WHAT TO DO:
Repeat exactly each line of the data provided below.

____

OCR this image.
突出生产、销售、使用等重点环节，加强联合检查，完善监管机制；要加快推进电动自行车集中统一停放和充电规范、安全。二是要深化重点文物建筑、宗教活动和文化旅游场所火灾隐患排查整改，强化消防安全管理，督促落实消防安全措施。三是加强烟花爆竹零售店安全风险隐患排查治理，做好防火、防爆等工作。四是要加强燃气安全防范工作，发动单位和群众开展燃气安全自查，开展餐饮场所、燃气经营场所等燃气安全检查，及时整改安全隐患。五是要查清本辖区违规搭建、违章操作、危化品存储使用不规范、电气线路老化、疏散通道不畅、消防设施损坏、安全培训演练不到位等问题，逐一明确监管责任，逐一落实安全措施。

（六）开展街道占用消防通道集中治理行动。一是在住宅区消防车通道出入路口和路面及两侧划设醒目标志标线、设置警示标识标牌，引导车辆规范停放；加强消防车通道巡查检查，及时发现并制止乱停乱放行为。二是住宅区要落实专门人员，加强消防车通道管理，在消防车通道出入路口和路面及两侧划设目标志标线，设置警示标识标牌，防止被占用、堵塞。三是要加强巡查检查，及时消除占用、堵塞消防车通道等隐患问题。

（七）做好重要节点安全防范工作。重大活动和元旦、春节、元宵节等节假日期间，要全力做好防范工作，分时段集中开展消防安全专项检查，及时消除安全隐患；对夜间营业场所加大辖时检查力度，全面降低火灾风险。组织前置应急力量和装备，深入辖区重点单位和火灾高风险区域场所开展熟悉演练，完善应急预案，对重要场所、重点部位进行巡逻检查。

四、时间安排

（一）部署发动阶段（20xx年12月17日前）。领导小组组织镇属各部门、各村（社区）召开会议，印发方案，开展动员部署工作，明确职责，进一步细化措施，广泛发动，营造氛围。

____

EXERCISE SOLUTION:
OCR this image.
突出生产、销售、使用等重点环节，加强联合检查，完善监管机制；要加快推进电动自行车集中统一停放和充电规范、安全。二是要深化重点文物建筑、宗教活动和文化旅游场所火灾隐患排查整改，强化消防安全管理，督促落实消防安全措施。三是加强烟花爆竹零售店安全风险隐患排查治理，做好防火、防爆等工作。四是要加强燃气安全防范工作，发动单位和群众开展燃气安全自查，开展餐饮场所、燃气经营场所等燃气安全检查，及时整改安全隐患。五是要查清本辖区违规搭建、违章操作、危化品存储使用不规范、电气线路老化、疏散通道不畅、消防设施损坏、安全培训演练不到位等问题，逐一明确监管责任，逐一落实安全措施。

（六）开展街道占用消防通道集中治理行动。一是在住宅区消防车通道出入路口和路面及两侧划设醒目标志标线、设置警示标识标牌，引导车辆规范停放；加强消防车通道巡查检查，及时发现并制止乱停乱放行为。二是住宅区要落实专门人员，加强消防车通道管理，在消防车通道出入路口和路面及两侧划设目标志标线，设置警示标识标牌，防止被占用、堵塞。三是要加强巡查检查，及时消除占用、堵塞消防车通道等隐患问题。

（七）做好重要节点安全防范工作。重大活动和元旦、春节、元宵节等节假日期间，要全力做好防范工作，分时段集中开展消防安全专项检查，及时消除安全隐患；对夜间营业场所加大辖时检查力度，全面降低火灾风险。组织前置应急力量和装备，深入辖区重点单位和火灾高风险区域场所开展熟悉演练，完善应急预案，对重要场所、重点部位进行巡逻检查。

四、时间安排

（一）部署发动阶段（20xx年12月17日前）。领导小组组织镇属各部门、各村（社区）召开会议，印发方案，开展动员部署工作，明确职责，进一步细化措施，广泛发动，营造氛围。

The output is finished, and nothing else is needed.